Written task
Copy out each line that has "Ridge" in it.

______________________________

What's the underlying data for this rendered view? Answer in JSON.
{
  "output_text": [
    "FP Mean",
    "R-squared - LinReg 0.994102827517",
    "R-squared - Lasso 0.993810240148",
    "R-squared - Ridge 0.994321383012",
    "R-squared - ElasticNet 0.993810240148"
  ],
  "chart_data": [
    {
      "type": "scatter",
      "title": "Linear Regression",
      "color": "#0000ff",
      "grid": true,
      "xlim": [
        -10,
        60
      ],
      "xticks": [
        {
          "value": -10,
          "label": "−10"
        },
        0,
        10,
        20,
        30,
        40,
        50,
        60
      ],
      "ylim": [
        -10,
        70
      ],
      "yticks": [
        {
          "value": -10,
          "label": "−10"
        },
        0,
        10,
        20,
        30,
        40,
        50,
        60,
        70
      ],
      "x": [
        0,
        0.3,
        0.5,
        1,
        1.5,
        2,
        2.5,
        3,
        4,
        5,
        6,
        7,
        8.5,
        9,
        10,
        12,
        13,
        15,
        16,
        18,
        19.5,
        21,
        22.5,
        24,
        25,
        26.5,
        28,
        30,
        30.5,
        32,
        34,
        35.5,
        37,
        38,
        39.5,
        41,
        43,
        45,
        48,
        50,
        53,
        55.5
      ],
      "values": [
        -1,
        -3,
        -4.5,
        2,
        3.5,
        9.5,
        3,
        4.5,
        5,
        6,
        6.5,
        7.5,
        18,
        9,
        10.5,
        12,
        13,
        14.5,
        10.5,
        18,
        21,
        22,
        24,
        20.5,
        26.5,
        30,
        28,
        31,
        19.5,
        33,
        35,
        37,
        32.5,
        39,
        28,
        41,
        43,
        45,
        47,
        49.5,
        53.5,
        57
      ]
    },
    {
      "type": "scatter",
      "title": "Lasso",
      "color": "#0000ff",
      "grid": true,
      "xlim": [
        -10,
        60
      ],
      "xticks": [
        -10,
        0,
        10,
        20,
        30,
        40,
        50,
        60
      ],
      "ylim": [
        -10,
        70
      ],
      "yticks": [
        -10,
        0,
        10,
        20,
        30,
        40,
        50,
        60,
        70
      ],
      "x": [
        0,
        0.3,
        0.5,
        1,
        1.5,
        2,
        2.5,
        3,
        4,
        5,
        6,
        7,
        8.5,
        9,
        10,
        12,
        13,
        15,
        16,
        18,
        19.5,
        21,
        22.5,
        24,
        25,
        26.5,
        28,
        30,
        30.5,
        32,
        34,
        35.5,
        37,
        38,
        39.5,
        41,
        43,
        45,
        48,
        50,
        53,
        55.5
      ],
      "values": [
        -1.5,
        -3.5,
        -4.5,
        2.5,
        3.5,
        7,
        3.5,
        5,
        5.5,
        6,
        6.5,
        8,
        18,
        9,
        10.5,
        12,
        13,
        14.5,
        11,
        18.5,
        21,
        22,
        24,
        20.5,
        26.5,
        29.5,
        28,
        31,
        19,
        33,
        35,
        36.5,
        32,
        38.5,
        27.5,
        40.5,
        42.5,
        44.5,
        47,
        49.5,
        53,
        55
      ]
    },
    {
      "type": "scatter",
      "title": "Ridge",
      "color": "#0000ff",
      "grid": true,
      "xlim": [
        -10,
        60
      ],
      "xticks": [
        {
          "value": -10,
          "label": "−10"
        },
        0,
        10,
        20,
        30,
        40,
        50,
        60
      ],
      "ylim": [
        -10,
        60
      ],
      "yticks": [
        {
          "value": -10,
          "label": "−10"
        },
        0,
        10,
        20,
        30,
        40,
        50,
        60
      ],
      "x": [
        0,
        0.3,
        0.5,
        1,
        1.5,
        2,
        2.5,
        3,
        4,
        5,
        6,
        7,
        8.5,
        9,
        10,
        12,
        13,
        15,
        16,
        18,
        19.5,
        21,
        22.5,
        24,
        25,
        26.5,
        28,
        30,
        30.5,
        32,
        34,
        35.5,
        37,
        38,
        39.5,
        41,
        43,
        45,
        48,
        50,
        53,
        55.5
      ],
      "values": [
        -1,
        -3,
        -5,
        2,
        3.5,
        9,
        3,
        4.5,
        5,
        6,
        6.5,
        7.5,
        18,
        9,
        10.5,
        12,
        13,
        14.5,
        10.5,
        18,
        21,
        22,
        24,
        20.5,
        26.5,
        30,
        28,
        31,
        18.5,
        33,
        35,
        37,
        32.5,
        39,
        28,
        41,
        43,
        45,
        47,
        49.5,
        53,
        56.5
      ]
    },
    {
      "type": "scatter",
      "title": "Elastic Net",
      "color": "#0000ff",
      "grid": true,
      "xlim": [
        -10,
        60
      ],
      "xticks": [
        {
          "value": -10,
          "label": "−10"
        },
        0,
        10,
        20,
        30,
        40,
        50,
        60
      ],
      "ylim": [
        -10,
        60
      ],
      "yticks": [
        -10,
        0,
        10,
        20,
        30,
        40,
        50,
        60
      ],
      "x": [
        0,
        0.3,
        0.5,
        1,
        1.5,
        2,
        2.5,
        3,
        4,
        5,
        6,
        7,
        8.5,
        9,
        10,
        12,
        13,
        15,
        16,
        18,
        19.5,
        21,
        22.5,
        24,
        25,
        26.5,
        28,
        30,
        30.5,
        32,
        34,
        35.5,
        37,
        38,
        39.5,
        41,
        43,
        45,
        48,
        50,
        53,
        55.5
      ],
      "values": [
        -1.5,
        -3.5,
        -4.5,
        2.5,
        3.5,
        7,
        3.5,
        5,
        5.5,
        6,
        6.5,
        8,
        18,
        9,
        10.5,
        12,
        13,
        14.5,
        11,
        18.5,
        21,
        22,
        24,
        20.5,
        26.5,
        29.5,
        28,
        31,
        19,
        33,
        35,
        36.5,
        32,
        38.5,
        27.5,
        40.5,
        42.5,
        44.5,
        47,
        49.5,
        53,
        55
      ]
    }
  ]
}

______________________________

Worked answer
    "R-squared - Ridge 0.994321383012",
      "title": "Ridge",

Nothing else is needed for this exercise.